[Data tied to figure images]
-- Begin --

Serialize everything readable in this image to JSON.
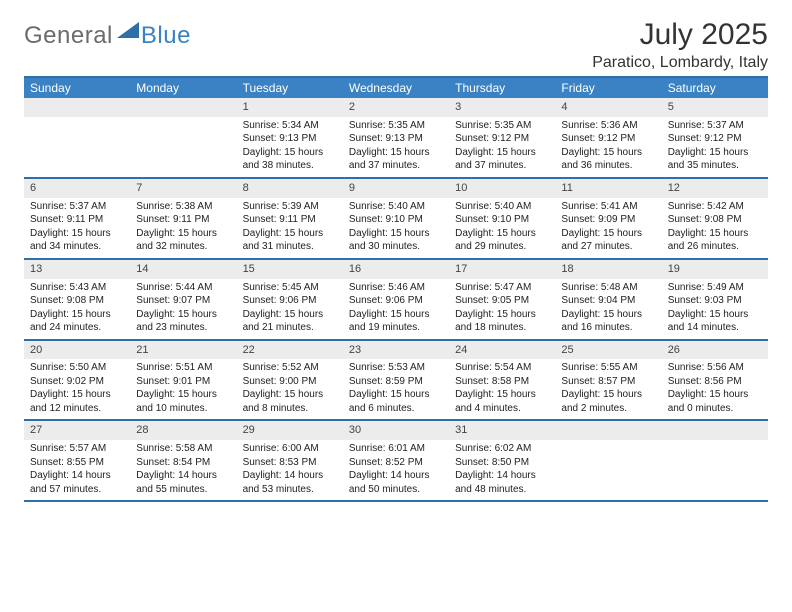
{
  "logo": {
    "text1": "General",
    "text2": "Blue",
    "color1": "#6b6b6b",
    "color2": "#3a82c4",
    "triangle_color": "#2f6fa8"
  },
  "title": "July 2025",
  "location": "Paratico, Lombardy, Italy",
  "colors": {
    "header_bg": "#3a82c4",
    "border": "#2f6fa8",
    "band": "#ececec"
  },
  "day_headers": [
    "Sunday",
    "Monday",
    "Tuesday",
    "Wednesday",
    "Thursday",
    "Friday",
    "Saturday"
  ],
  "weeks": [
    [
      {
        "blank": true
      },
      {
        "blank": true
      },
      {
        "n": "1",
        "sunrise": "5:34 AM",
        "sunset": "9:13 PM",
        "daylight": "15 hours and 38 minutes."
      },
      {
        "n": "2",
        "sunrise": "5:35 AM",
        "sunset": "9:13 PM",
        "daylight": "15 hours and 37 minutes."
      },
      {
        "n": "3",
        "sunrise": "5:35 AM",
        "sunset": "9:12 PM",
        "daylight": "15 hours and 37 minutes."
      },
      {
        "n": "4",
        "sunrise": "5:36 AM",
        "sunset": "9:12 PM",
        "daylight": "15 hours and 36 minutes."
      },
      {
        "n": "5",
        "sunrise": "5:37 AM",
        "sunset": "9:12 PM",
        "daylight": "15 hours and 35 minutes."
      }
    ],
    [
      {
        "n": "6",
        "sunrise": "5:37 AM",
        "sunset": "9:11 PM",
        "daylight": "15 hours and 34 minutes."
      },
      {
        "n": "7",
        "sunrise": "5:38 AM",
        "sunset": "9:11 PM",
        "daylight": "15 hours and 32 minutes."
      },
      {
        "n": "8",
        "sunrise": "5:39 AM",
        "sunset": "9:11 PM",
        "daylight": "15 hours and 31 minutes."
      },
      {
        "n": "9",
        "sunrise": "5:40 AM",
        "sunset": "9:10 PM",
        "daylight": "15 hours and 30 minutes."
      },
      {
        "n": "10",
        "sunrise": "5:40 AM",
        "sunset": "9:10 PM",
        "daylight": "15 hours and 29 minutes."
      },
      {
        "n": "11",
        "sunrise": "5:41 AM",
        "sunset": "9:09 PM",
        "daylight": "15 hours and 27 minutes."
      },
      {
        "n": "12",
        "sunrise": "5:42 AM",
        "sunset": "9:08 PM",
        "daylight": "15 hours and 26 minutes."
      }
    ],
    [
      {
        "n": "13",
        "sunrise": "5:43 AM",
        "sunset": "9:08 PM",
        "daylight": "15 hours and 24 minutes."
      },
      {
        "n": "14",
        "sunrise": "5:44 AM",
        "sunset": "9:07 PM",
        "daylight": "15 hours and 23 minutes."
      },
      {
        "n": "15",
        "sunrise": "5:45 AM",
        "sunset": "9:06 PM",
        "daylight": "15 hours and 21 minutes."
      },
      {
        "n": "16",
        "sunrise": "5:46 AM",
        "sunset": "9:06 PM",
        "daylight": "15 hours and 19 minutes."
      },
      {
        "n": "17",
        "sunrise": "5:47 AM",
        "sunset": "9:05 PM",
        "daylight": "15 hours and 18 minutes."
      },
      {
        "n": "18",
        "sunrise": "5:48 AM",
        "sunset": "9:04 PM",
        "daylight": "15 hours and 16 minutes."
      },
      {
        "n": "19",
        "sunrise": "5:49 AM",
        "sunset": "9:03 PM",
        "daylight": "15 hours and 14 minutes."
      }
    ],
    [
      {
        "n": "20",
        "sunrise": "5:50 AM",
        "sunset": "9:02 PM",
        "daylight": "15 hours and 12 minutes."
      },
      {
        "n": "21",
        "sunrise": "5:51 AM",
        "sunset": "9:01 PM",
        "daylight": "15 hours and 10 minutes."
      },
      {
        "n": "22",
        "sunrise": "5:52 AM",
        "sunset": "9:00 PM",
        "daylight": "15 hours and 8 minutes."
      },
      {
        "n": "23",
        "sunrise": "5:53 AM",
        "sunset": "8:59 PM",
        "daylight": "15 hours and 6 minutes."
      },
      {
        "n": "24",
        "sunrise": "5:54 AM",
        "sunset": "8:58 PM",
        "daylight": "15 hours and 4 minutes."
      },
      {
        "n": "25",
        "sunrise": "5:55 AM",
        "sunset": "8:57 PM",
        "daylight": "15 hours and 2 minutes."
      },
      {
        "n": "26",
        "sunrise": "5:56 AM",
        "sunset": "8:56 PM",
        "daylight": "15 hours and 0 minutes."
      }
    ],
    [
      {
        "n": "27",
        "sunrise": "5:57 AM",
        "sunset": "8:55 PM",
        "daylight": "14 hours and 57 minutes."
      },
      {
        "n": "28",
        "sunrise": "5:58 AM",
        "sunset": "8:54 PM",
        "daylight": "14 hours and 55 minutes."
      },
      {
        "n": "29",
        "sunrise": "6:00 AM",
        "sunset": "8:53 PM",
        "daylight": "14 hours and 53 minutes."
      },
      {
        "n": "30",
        "sunrise": "6:01 AM",
        "sunset": "8:52 PM",
        "daylight": "14 hours and 50 minutes."
      },
      {
        "n": "31",
        "sunrise": "6:02 AM",
        "sunset": "8:50 PM",
        "daylight": "14 hours and 48 minutes."
      },
      {
        "blank": true
      },
      {
        "blank": true
      }
    ]
  ],
  "labels": {
    "sunrise": "Sunrise: ",
    "sunset": "Sunset: ",
    "daylight": "Daylight: "
  }
}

-- End --

Copy the listing word for word, excluding its pictures.

- _Reply_:
Serialize everything readable in this image to JSON.
{
  "logo": {
    "text1": "General",
    "text2": "Blue",
    "color1": "#6b6b6b",
    "color2": "#3a82c4",
    "triangle_color": "#2f6fa8"
  },
  "title": "July 2025",
  "location": "Paratico, Lombardy, Italy",
  "colors": {
    "header_bg": "#3a82c4",
    "border": "#2f6fa8",
    "band": "#ececec"
  },
  "day_headers": [
    "Sunday",
    "Monday",
    "Tuesday",
    "Wednesday",
    "Thursday",
    "Friday",
    "Saturday"
  ],
  "weeks": [
    [
      {
        "blank": true
      },
      {
        "blank": true
      },
      {
        "n": "1",
        "sunrise": "5:34 AM",
        "sunset": "9:13 PM",
        "daylight": "15 hours and 38 minutes."
      },
      {
        "n": "2",
        "sunrise": "5:35 AM",
        "sunset": "9:13 PM",
        "daylight": "15 hours and 37 minutes."
      },
      {
        "n": "3",
        "sunrise": "5:35 AM",
        "sunset": "9:12 PM",
        "daylight": "15 hours and 37 minutes."
      },
      {
        "n": "4",
        "sunrise": "5:36 AM",
        "sunset": "9:12 PM",
        "daylight": "15 hours and 36 minutes."
      },
      {
        "n": "5",
        "sunrise": "5:37 AM",
        "sunset": "9:12 PM",
        "daylight": "15 hours and 35 minutes."
      }
    ],
    [
      {
        "n": "6",
        "sunrise": "5:37 AM",
        "sunset": "9:11 PM",
        "daylight": "15 hours and 34 minutes."
      },
      {
        "n": "7",
        "sunrise": "5:38 AM",
        "sunset": "9:11 PM",
        "daylight": "15 hours and 32 minutes."
      },
      {
        "n": "8",
        "sunrise": "5:39 AM",
        "sunset": "9:11 PM",
        "daylight": "15 hours and 31 minutes."
      },
      {
        "n": "9",
        "sunrise": "5:40 AM",
        "sunset": "9:10 PM",
        "daylight": "15 hours and 30 minutes."
      },
      {
        "n": "10",
        "sunrise": "5:40 AM",
        "sunset": "9:10 PM",
        "daylight": "15 hours and 29 minutes."
      },
      {
        "n": "11",
        "sunrise": "5:41 AM",
        "sunset": "9:09 PM",
        "daylight": "15 hours and 27 minutes."
      },
      {
        "n": "12",
        "sunrise": "5:42 AM",
        "sunset": "9:08 PM",
        "daylight": "15 hours and 26 minutes."
      }
    ],
    [
      {
        "n": "13",
        "sunrise": "5:43 AM",
        "sunset": "9:08 PM",
        "daylight": "15 hours and 24 minutes."
      },
      {
        "n": "14",
        "sunrise": "5:44 AM",
        "sunset": "9:07 PM",
        "daylight": "15 hours and 23 minutes."
      },
      {
        "n": "15",
        "sunrise": "5:45 AM",
        "sunset": "9:06 PM",
        "daylight": "15 hours and 21 minutes."
      },
      {
        "n": "16",
        "sunrise": "5:46 AM",
        "sunset": "9:06 PM",
        "daylight": "15 hours and 19 minutes."
      },
      {
        "n": "17",
        "sunrise": "5:47 AM",
        "sunset": "9:05 PM",
        "daylight": "15 hours and 18 minutes."
      },
      {
        "n": "18",
        "sunrise": "5:48 AM",
        "sunset": "9:04 PM",
        "daylight": "15 hours and 16 minutes."
      },
      {
        "n": "19",
        "sunrise": "5:49 AM",
        "sunset": "9:03 PM",
        "daylight": "15 hours and 14 minutes."
      }
    ],
    [
      {
        "n": "20",
        "sunrise": "5:50 AM",
        "sunset": "9:02 PM",
        "daylight": "15 hours and 12 minutes."
      },
      {
        "n": "21",
        "sunrise": "5:51 AM",
        "sunset": "9:01 PM",
        "daylight": "15 hours and 10 minutes."
      },
      {
        "n": "22",
        "sunrise": "5:52 AM",
        "sunset": "9:00 PM",
        "daylight": "15 hours and 8 minutes."
      },
      {
        "n": "23",
        "sunrise": "5:53 AM",
        "sunset": "8:59 PM",
        "daylight": "15 hours and 6 minutes."
      },
      {
        "n": "24",
        "sunrise": "5:54 AM",
        "sunset": "8:58 PM",
        "daylight": "15 hours and 4 minutes."
      },
      {
        "n": "25",
        "sunrise": "5:55 AM",
        "sunset": "8:57 PM",
        "daylight": "15 hours and 2 minutes."
      },
      {
        "n": "26",
        "sunrise": "5:56 AM",
        "sunset": "8:56 PM",
        "daylight": "15 hours and 0 minutes."
      }
    ],
    [
      {
        "n": "27",
        "sunrise": "5:57 AM",
        "sunset": "8:55 PM",
        "daylight": "14 hours and 57 minutes."
      },
      {
        "n": "28",
        "sunrise": "5:58 AM",
        "sunset": "8:54 PM",
        "daylight": "14 hours and 55 minutes."
      },
      {
        "n": "29",
        "sunrise": "6:00 AM",
        "sunset": "8:53 PM",
        "daylight": "14 hours and 53 minutes."
      },
      {
        "n": "30",
        "sunrise": "6:01 AM",
        "sunset": "8:52 PM",
        "daylight": "14 hours and 50 minutes."
      },
      {
        "n": "31",
        "sunrise": "6:02 AM",
        "sunset": "8:50 PM",
        "daylight": "14 hours and 48 minutes."
      },
      {
        "blank": true
      },
      {
        "blank": true
      }
    ]
  ],
  "labels": {
    "sunrise": "Sunrise: ",
    "sunset": "Sunset: ",
    "daylight": "Daylight: "
  }
}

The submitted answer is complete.